== Required work ==
Write the records below out in full, character for character, with no pictures.

== Data listing ==

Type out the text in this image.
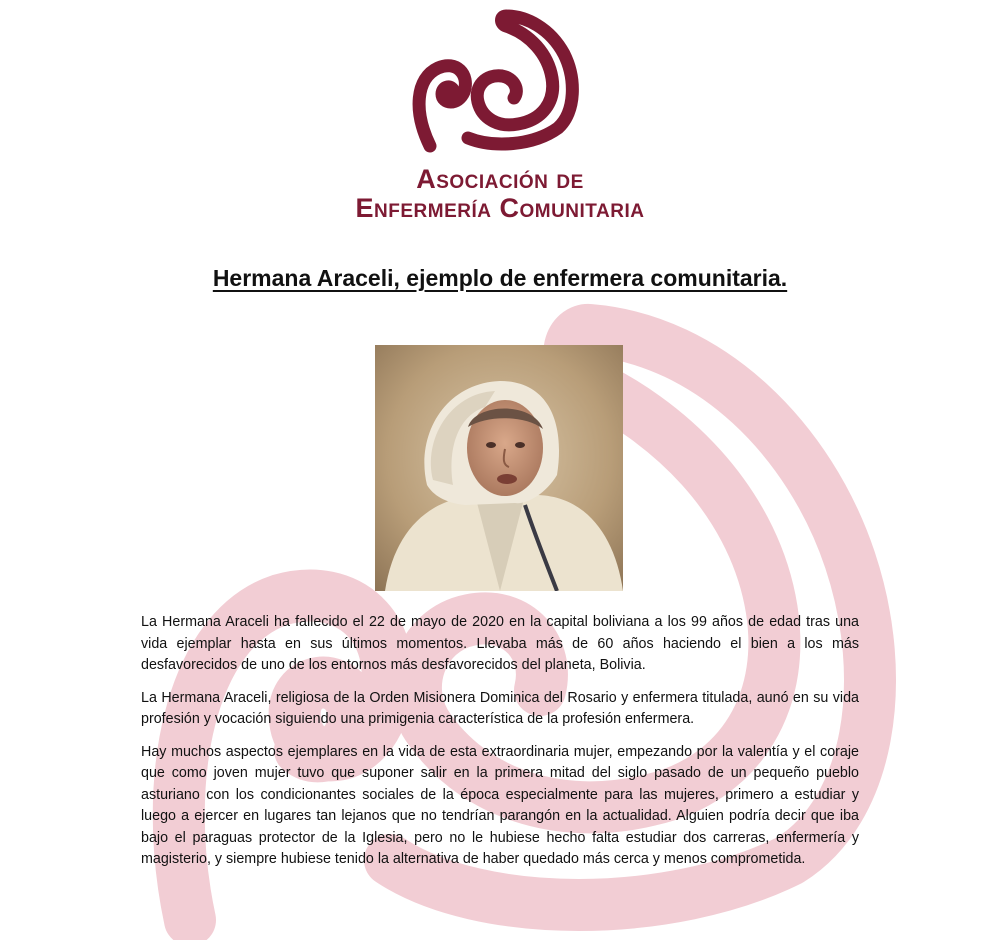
Asociación de
Enfermería Comunitaria
Hermana Araceli, ejemplo de enfermera comunitaria.

La Hermana Araceli ha fallecido el 22 de mayo de 2020 en la capital boliviana a los 99 años de edad tras una vida ejemplar hasta en sus últimos momentos. Llevaba más de 60 años haciendo el bien a los más desfavorecidos de uno de los entornos más desfavorecidos del planeta, Bolivia.

La Hermana Araceli, religiosa de la Orden Misionera Dominica del Rosario y enfermera titulada, aunó en su vida profesión y vocación siguiendo una primigenia característica de la profesión enfermera.

Hay muchos aspectos ejemplares en la vida de esta extraordinaria mujer, empezando por la valentía y el coraje que como joven mujer tuvo que suponer salir en la primera mitad del siglo pasado de un pequeño pueblo asturiano con los condicionantes sociales de la época especialmente para las mujeres, primero a estudiar y luego a ejercer en lugares tan lejanos que no tendrían parangón en la actualidad. Alguien podría decir que iba bajo el paraguas protector de la Iglesia, pero no le hubiese hecho falta estudiar dos carreras, enfermería y magisterio, y siempre hubiese tenido la alternativa de haber quedado más cerca y menos comprometida.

== The output ==
Type out the text in this image.
Asociación de
Enfermería Comunitaria
Hermana Araceli, ejemplo de enfermera comunitaria.

La Hermana Araceli ha fallecido el 22 de mayo de 2020 en la capital boliviana a los 99 años de edad tras una vida ejemplar hasta en sus últimos momentos. Llevaba más de 60 años haciendo el bien a los más desfavorecidos de uno de los entornos más desfavorecidos del planeta, Bolivia.

La Hermana Araceli, religiosa de la Orden Misionera Dominica del Rosario y enfermera titulada, aunó en su vida profesión y vocación siguiendo una primigenia característica de la profesión enfermera.

Hay muchos aspectos ejemplares en la vida de esta extraordinaria mujer, empezando por la valentía y el coraje que como joven mujer tuvo que suponer salir en la primera mitad del siglo pasado de un pequeño pueblo asturiano con los condicionantes sociales de la época especialmente para las mujeres, primero a estudiar y luego a ejercer en lugares tan lejanos que no tendrían parangón en la actualidad. Alguien podría decir que iba bajo el paraguas protector de la Iglesia, pero no le hubiese hecho falta estudiar dos carreras, enfermería y magisterio, y siempre hubiese tenido la alternativa de haber quedado más cerca y menos comprometida.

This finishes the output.